▶ [Challenge]
Output every record word for word.

-------- Given records --------

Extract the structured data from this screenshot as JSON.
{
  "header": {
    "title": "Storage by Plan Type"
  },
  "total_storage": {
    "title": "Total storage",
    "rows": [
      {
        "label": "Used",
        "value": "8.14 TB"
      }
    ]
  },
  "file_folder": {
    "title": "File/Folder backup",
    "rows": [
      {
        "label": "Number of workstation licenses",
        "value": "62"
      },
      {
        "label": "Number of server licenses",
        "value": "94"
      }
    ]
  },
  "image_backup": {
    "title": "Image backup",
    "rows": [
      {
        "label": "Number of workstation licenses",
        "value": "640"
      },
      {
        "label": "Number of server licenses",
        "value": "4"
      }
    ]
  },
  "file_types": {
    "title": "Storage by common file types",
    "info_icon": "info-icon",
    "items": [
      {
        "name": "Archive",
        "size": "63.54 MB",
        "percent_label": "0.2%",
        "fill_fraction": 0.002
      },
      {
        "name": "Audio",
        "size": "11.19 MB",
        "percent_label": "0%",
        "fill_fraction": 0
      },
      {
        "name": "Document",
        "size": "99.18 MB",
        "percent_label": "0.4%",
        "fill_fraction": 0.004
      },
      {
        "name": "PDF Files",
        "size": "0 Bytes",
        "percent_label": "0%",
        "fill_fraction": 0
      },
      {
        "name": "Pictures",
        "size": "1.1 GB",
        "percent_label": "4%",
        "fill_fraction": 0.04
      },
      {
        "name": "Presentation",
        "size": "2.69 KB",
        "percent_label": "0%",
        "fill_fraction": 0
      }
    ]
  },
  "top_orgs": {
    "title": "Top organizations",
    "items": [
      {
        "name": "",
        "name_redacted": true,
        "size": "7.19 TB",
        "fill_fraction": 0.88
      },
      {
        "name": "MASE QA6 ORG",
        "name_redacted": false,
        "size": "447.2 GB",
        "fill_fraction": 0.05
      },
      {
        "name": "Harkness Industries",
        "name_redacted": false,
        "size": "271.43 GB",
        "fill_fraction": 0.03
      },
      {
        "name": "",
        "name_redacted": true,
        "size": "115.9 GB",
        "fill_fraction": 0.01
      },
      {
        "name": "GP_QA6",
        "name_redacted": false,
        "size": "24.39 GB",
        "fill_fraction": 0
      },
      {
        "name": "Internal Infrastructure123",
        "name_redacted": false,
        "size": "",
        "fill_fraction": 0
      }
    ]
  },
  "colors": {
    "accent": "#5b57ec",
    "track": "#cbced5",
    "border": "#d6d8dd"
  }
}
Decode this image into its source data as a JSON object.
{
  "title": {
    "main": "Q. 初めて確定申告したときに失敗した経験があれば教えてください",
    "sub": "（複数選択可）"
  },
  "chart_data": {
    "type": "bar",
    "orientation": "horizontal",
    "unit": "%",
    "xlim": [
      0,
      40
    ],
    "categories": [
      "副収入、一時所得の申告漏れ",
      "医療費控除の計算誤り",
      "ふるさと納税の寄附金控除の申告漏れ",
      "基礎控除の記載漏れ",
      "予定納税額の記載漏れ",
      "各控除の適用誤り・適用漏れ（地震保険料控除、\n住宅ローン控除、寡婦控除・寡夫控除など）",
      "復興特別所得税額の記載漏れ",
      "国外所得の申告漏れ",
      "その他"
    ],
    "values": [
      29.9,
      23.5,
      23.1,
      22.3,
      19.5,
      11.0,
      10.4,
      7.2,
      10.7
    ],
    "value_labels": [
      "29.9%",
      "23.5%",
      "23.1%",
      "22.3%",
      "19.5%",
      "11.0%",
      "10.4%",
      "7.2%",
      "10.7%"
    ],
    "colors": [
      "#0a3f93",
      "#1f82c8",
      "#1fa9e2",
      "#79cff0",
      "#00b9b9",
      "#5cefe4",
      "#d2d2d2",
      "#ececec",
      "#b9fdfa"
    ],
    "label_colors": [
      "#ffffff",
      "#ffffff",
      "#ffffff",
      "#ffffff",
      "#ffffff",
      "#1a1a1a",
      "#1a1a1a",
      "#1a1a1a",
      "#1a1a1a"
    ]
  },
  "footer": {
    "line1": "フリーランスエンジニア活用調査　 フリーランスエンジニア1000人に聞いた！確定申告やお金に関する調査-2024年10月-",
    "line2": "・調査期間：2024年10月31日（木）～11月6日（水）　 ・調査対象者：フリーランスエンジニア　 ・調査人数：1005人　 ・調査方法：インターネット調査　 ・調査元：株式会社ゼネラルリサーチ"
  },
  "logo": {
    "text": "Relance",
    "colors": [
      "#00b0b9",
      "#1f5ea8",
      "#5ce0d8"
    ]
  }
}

--------

▶ [Output for this exercise]
Extract the structured data from this screenshot as JSON.
{
  "header": {
    "title": "Storage by Plan Type"
  },
  "total_storage": {
    "title": "Total storage",
    "rows": [
      {
        "label": "Used",
        "value": "8.14 TB"
      }
    ]
  },
  "file_folder": {
    "title": "File/Folder backup",
    "rows": [
      {
        "label": "Number of workstation licenses",
        "value": "62"
      },
      {
        "label": "Number of server licenses",
        "value": "94"
      }
    ]
  },
  "image_backup": {
    "title": "Image backup",
    "rows": [
      {
        "label": "Number of workstation licenses",
        "value": "640"
      },
      {
        "label": "Number of server licenses",
        "value": "4"
      }
    ]
  },
  "file_types": {
    "title": "Storage by common file types",
    "info_icon": "info-icon",
    "items": [
      {
        "name": "Archive",
        "size": "63.54 MB",
        "percent_label": "0.2%",
        "fill_fraction": 0.002
      },
      {
        "name": "Audio",
        "size": "11.19 MB",
        "percent_label": "0%",
        "fill_fraction": 0
      },
      {
        "name": "Document",
        "size": "99.18 MB",
        "percent_label": "0.4%",
        "fill_fraction": 0.004
      },
      {
        "name": "PDF Files",
        "size": "0 Bytes",
        "percent_label": "0%",
        "fill_fraction": 0
      },
      {
        "name": "Pictures",
        "size": "1.1 GB",
        "percent_label": "4%",
        "fill_fraction": 0.04
      },
      {
        "name": "Presentation",
        "size": "2.69 KB",
        "percent_label": "0%",
        "fill_fraction": 0
      }
    ]
  },
  "top_orgs": {
    "title": "Top organizations",
    "items": [
      {
        "name": "",
        "name_redacted": true,
        "size": "7.19 TB",
        "fill_fraction": 0.88
      },
      {
        "name": "MASE QA6 ORG",
        "name_redacted": false,
        "size": "447.2 GB",
        "fill_fraction": 0.05
      },
      {
        "name": "Harkness Industries",
        "name_redacted": false,
        "size": "271.43 GB",
        "fill_fraction": 0.03
      },
      {
        "name": "",
        "name_redacted": true,
        "size": "115.9 GB",
        "fill_fraction": 0.01
      },
      {
        "name": "GP_QA6",
        "name_redacted": false,
        "size": "24.39 GB",
        "fill_fraction": 0
      },
      {
        "name": "Internal Infrastructure123",
        "name_redacted": false,
        "size": "",
        "fill_fraction": 0
      }
    ]
  },
  "colors": {
    "accent": "#5b57ec",
    "track": "#cbced5",
    "border": "#d6d8dd"
  }
}
Decode this image into its source data as a JSON object.
{
  "title": {
    "main": "Q. 初めて確定申告したときに失敗した経験があれば教えてください",
    "sub": "（複数選択可）"
  },
  "chart_data": {
    "type": "bar",
    "orientation": "horizontal",
    "unit": "%",
    "xlim": [
      0,
      40
    ],
    "categories": [
      "副収入、一時所得の申告漏れ",
      "医療費控除の計算誤り",
      "ふるさと納税の寄附金控除の申告漏れ",
      "基礎控除の記載漏れ",
      "予定納税額の記載漏れ",
      "各控除の適用誤り・適用漏れ（地震保険料控除、\n住宅ローン控除、寡婦控除・寡夫控除など）",
      "復興特別所得税額の記載漏れ",
      "国外所得の申告漏れ",
      "その他"
    ],
    "values": [
      29.9,
      23.5,
      23.1,
      22.3,
      19.5,
      11.0,
      10.4,
      7.2,
      10.7
    ],
    "value_labels": [
      "29.9%",
      "23.5%",
      "23.1%",
      "22.3%",
      "19.5%",
      "11.0%",
      "10.4%",
      "7.2%",
      "10.7%"
    ],
    "colors": [
      "#0a3f93",
      "#1f82c8",
      "#1fa9e2",
      "#79cff0",
      "#00b9b9",
      "#5cefe4",
      "#d2d2d2",
      "#ececec",
      "#b9fdfa"
    ],
    "label_colors": [
      "#ffffff",
      "#ffffff",
      "#ffffff",
      "#ffffff",
      "#ffffff",
      "#1a1a1a",
      "#1a1a1a",
      "#1a1a1a",
      "#1a1a1a"
    ]
  },
  "footer": {
    "line1": "フリーランスエンジニア活用調査　 フリーランスエンジニア1000人に聞いた！確定申告やお金に関する調査-2024年10月-",
    "line2": "・調査期間：2024年10月31日（木）～11月6日（水）　 ・調査対象者：フリーランスエンジニア　 ・調査人数：1005人　 ・調査方法：インターネット調査　 ・調査元：株式会社ゼネラルリサーチ"
  },
  "logo": {
    "text": "Relance",
    "colors": [
      "#00b0b9",
      "#1f5ea8",
      "#5ce0d8"
    ]
  }
}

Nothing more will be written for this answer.